##### Records supplied

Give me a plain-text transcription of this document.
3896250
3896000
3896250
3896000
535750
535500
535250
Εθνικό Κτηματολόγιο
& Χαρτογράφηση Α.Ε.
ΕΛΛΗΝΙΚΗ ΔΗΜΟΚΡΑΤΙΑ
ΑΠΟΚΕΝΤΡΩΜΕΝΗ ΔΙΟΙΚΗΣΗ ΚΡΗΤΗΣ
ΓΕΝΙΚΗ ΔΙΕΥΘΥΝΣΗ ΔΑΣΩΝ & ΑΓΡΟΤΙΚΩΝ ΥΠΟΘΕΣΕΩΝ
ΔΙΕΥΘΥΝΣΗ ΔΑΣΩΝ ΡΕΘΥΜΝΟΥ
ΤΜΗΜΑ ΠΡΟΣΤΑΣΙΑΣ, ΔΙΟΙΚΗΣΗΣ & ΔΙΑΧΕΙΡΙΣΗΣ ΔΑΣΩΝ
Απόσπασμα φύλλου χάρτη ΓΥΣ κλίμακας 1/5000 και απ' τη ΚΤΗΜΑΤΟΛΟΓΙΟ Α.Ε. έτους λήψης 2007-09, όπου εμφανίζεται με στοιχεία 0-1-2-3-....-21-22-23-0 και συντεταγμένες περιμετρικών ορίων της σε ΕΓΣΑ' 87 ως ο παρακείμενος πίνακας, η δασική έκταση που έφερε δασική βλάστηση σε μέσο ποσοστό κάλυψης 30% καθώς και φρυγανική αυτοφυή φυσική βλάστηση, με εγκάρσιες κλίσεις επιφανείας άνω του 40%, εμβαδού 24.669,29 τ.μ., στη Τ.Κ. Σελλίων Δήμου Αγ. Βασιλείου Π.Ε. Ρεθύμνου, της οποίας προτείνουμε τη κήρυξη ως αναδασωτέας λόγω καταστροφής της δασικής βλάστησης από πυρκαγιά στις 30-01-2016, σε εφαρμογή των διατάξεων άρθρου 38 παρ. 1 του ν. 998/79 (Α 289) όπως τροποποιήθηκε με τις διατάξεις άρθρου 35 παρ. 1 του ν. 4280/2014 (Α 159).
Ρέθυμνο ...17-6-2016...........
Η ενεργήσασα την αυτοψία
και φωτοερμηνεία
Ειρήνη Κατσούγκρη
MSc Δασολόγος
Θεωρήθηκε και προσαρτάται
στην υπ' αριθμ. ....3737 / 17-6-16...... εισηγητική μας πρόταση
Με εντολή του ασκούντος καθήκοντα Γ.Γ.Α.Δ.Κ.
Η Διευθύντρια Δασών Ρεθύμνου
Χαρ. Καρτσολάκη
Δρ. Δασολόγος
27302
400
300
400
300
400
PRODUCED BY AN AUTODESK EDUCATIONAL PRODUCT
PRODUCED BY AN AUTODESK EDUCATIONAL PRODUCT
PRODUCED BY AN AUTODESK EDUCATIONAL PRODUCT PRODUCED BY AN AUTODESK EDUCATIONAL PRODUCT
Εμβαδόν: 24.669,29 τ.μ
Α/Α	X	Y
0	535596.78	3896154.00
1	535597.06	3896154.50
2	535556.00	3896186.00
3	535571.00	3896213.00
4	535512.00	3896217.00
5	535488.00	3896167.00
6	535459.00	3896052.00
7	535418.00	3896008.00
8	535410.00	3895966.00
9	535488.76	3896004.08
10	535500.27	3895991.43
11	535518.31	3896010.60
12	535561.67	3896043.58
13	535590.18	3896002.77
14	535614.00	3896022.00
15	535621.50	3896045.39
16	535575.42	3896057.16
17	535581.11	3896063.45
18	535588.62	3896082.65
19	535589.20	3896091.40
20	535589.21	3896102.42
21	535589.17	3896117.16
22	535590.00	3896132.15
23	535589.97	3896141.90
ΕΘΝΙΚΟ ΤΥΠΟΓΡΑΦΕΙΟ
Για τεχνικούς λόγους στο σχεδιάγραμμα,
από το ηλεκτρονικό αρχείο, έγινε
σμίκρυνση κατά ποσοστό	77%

##########

What is expected —
Please output the complete data exactly.

Answer below —
Give me a plain-text transcription of this document.
3896250
3896000
3896250
3896000
535750
535500
535250
Εθνικό Κτηματολόγιο
& Χαρτογράφηση Α.Ε.
ΕΛΛΗΝΙΚΗ ΔΗΜΟΚΡΑΤΙΑ
ΑΠΟΚΕΝΤΡΩΜΕΝΗ ΔΙΟΙΚΗΣΗ ΚΡΗΤΗΣ
ΓΕΝΙΚΗ ΔΙΕΥΘΥΝΣΗ ΔΑΣΩΝ & ΑΓΡΟΤΙΚΩΝ ΥΠΟΘΕΣΕΩΝ
ΔΙΕΥΘΥΝΣΗ ΔΑΣΩΝ ΡΕΘΥΜΝΟΥ
ΤΜΗΜΑ ΠΡΟΣΤΑΣΙΑΣ, ΔΙΟΙΚΗΣΗΣ & ΔΙΑΧΕΙΡΙΣΗΣ ΔΑΣΩΝ
Απόσπασμα φύλλου χάρτη ΓΥΣ κλίμακας 1/5000 και απ' τη ΚΤΗΜΑΤΟΛΟΓΙΟ Α.Ε. έτους λήψης 2007-09, όπου εμφανίζεται με στοιχεία 0-1-2-3-....-21-22-23-0 και συντεταγμένες περιμετρικών ορίων της σε ΕΓΣΑ' 87 ως ο παρακείμενος πίνακας, η δασική έκταση που έφερε δασική βλάστηση σε μέσο ποσοστό κάλυψης 30% καθώς και φρυγανική αυτοφυή φυσική βλάστηση, με εγκάρσιες κλίσεις επιφανείας άνω του 40%, εμβαδού 24.669,29 τ.μ., στη Τ.Κ. Σελλίων Δήμου Αγ. Βασιλείου Π.Ε. Ρεθύμνου, της οποίας προτείνουμε τη κήρυξη ως αναδασωτέας λόγω καταστροφής της δασικής βλάστησης από πυρκαγιά στις 30-01-2016, σε εφαρμογή των διατάξεων άρθρου 38 παρ. 1 του ν. 998/79 (Α 289) όπως τροποποιήθηκε με τις διατάξεις άρθρου 35 παρ. 1 του ν. 4280/2014 (Α 159).
Ρέθυμνο ...17-6-2016...........
Η ενεργήσασα την αυτοψία
και φωτοερμηνεία
Ειρήνη Κατσούγκρη
MSc Δασολόγος
Θεωρήθηκε και προσαρτάται
στην υπ' αριθμ. ....3737 / 17-6-16...... εισηγητική μας πρόταση
Με εντολή του ασκούντος καθήκοντα Γ.Γ.Α.Δ.Κ.
Η Διευθύντρια Δασών Ρεθύμνου
Χαρ. Καρτσολάκη
Δρ. Δασολόγος
27302
400
300
400
300
400
PRODUCED BY AN AUTODESK EDUCATIONAL PRODUCT
PRODUCED BY AN AUTODESK EDUCATIONAL PRODUCT
PRODUCED BY AN AUTODESK EDUCATIONAL PRODUCT PRODUCED BY AN AUTODESK EDUCATIONAL PRODUCT
Εμβαδόν: 24.669,29 τ.μ
Α/Α	X	Y
0	535596.78	3896154.00
1	535597.06	3896154.50
2	535556.00	3896186.00
3	535571.00	3896213.00
4	535512.00	3896217.00
5	535488.00	3896167.00
6	535459.00	3896052.00
7	535418.00	3896008.00
8	535410.00	3895966.00
9	535488.76	3896004.08
10	535500.27	3895991.43
11	535518.31	3896010.60
12	535561.67	3896043.58
13	535590.18	3896002.77
14	535614.00	3896022.00
15	535621.50	3896045.39
16	535575.42	3896057.16
17	535581.11	3896063.45
18	535588.62	3896082.65
19	535589.20	3896091.40
20	535589.21	3896102.42
21	535589.17	3896117.16
22	535590.00	3896132.15
23	535589.97	3896141.90
ΕΘΝΙΚΟ ΤΥΠΟΓΡΑΦΕΙΟ
Για τεχνικούς λόγους στο σχεδιάγραμμα,
από το ηλεκτρονικό αρχείο, έγινε
σμίκρυνση κατά ποσοστό	77%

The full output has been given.